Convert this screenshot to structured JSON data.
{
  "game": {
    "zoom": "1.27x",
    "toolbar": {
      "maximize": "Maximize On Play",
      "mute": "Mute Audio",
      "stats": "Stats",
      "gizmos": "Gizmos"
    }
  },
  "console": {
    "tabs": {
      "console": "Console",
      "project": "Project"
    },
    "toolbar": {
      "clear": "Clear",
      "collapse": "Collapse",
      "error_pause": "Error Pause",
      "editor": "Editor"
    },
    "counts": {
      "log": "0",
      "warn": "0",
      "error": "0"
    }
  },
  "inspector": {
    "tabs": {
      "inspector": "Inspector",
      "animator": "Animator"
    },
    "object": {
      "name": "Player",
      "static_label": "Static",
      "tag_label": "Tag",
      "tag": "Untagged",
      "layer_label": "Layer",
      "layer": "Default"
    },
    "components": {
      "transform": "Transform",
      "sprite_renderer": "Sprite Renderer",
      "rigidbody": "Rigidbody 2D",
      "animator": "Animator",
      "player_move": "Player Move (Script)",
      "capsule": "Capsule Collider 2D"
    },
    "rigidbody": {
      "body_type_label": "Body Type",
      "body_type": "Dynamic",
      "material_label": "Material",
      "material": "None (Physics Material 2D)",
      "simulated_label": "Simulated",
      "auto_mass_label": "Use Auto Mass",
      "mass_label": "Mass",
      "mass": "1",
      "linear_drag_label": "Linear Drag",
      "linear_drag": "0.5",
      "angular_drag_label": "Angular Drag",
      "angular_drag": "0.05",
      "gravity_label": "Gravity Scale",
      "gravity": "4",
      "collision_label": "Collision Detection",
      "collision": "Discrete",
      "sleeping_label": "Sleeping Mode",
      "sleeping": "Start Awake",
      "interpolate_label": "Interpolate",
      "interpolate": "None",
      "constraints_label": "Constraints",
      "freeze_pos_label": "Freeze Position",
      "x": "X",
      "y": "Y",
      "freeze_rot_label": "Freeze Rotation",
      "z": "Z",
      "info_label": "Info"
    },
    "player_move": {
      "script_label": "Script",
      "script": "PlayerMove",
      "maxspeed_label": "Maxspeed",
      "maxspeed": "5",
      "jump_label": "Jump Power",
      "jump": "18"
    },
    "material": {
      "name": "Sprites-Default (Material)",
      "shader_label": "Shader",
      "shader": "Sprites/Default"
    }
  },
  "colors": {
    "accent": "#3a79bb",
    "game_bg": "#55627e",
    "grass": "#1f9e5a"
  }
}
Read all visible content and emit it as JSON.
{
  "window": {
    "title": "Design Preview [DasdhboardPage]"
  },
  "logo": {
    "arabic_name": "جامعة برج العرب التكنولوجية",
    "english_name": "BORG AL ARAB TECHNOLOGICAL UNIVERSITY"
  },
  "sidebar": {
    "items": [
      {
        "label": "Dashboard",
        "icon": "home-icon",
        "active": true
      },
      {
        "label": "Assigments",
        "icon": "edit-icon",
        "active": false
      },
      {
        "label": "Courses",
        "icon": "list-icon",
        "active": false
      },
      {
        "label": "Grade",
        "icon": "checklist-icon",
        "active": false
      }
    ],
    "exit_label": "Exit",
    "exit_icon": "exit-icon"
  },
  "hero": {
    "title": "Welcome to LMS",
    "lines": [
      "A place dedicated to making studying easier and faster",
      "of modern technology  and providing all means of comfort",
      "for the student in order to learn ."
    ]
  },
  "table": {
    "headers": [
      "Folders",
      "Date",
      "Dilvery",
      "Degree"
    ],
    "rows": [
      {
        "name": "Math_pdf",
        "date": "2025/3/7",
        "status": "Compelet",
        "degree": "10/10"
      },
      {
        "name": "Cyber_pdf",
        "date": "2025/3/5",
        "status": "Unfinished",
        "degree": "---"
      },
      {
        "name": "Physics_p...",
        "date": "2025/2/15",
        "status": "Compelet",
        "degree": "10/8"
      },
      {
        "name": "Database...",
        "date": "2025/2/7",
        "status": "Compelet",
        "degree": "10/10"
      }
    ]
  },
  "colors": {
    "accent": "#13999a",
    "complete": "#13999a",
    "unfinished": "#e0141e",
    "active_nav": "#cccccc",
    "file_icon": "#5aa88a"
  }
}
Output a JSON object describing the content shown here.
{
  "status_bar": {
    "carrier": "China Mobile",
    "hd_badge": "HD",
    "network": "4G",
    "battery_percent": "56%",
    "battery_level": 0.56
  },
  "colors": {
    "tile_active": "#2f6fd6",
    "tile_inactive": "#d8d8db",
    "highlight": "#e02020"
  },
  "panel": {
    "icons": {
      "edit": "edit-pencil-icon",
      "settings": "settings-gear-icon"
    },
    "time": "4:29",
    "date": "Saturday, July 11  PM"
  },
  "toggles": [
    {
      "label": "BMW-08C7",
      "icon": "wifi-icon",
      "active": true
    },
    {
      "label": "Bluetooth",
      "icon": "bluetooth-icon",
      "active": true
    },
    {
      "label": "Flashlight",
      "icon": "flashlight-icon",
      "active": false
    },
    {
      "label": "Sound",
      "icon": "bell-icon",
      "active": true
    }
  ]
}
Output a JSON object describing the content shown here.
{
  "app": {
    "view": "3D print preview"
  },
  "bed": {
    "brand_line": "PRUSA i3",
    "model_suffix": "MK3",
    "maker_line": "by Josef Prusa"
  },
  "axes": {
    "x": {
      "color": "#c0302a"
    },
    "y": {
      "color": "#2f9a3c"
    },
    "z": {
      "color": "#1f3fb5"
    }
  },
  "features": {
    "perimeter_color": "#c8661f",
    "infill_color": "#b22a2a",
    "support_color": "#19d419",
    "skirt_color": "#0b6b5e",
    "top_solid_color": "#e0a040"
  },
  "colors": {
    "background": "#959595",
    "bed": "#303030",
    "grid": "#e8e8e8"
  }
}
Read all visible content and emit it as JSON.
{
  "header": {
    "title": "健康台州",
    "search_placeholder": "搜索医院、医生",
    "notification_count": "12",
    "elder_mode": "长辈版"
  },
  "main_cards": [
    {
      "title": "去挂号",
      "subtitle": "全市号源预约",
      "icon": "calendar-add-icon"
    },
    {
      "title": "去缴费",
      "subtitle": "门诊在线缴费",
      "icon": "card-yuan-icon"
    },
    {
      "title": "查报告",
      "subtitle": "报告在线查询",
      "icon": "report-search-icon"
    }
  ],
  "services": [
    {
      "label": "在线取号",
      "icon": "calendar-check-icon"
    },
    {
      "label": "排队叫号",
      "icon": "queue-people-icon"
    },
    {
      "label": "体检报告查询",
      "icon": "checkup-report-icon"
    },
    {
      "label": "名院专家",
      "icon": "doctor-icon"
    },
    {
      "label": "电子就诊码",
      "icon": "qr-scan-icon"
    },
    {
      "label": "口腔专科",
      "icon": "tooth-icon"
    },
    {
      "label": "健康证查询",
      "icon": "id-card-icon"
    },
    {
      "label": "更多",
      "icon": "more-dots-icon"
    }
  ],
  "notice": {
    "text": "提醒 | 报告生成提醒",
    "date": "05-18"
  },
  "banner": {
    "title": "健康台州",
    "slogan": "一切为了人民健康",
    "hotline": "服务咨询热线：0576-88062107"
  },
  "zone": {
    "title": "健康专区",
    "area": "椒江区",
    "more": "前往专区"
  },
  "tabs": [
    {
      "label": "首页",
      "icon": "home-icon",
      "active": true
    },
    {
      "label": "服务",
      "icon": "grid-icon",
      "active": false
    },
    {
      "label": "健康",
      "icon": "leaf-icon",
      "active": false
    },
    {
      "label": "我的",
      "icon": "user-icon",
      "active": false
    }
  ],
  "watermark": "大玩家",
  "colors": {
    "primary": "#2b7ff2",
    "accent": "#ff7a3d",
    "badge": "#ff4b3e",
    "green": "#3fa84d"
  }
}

▶ **Instruction**
In the records above, find each line with the word "calendar" and copy it.

▶ **Written solution**
      "icon": "calendar-add-icon"
      "icon": "calendar-check-icon"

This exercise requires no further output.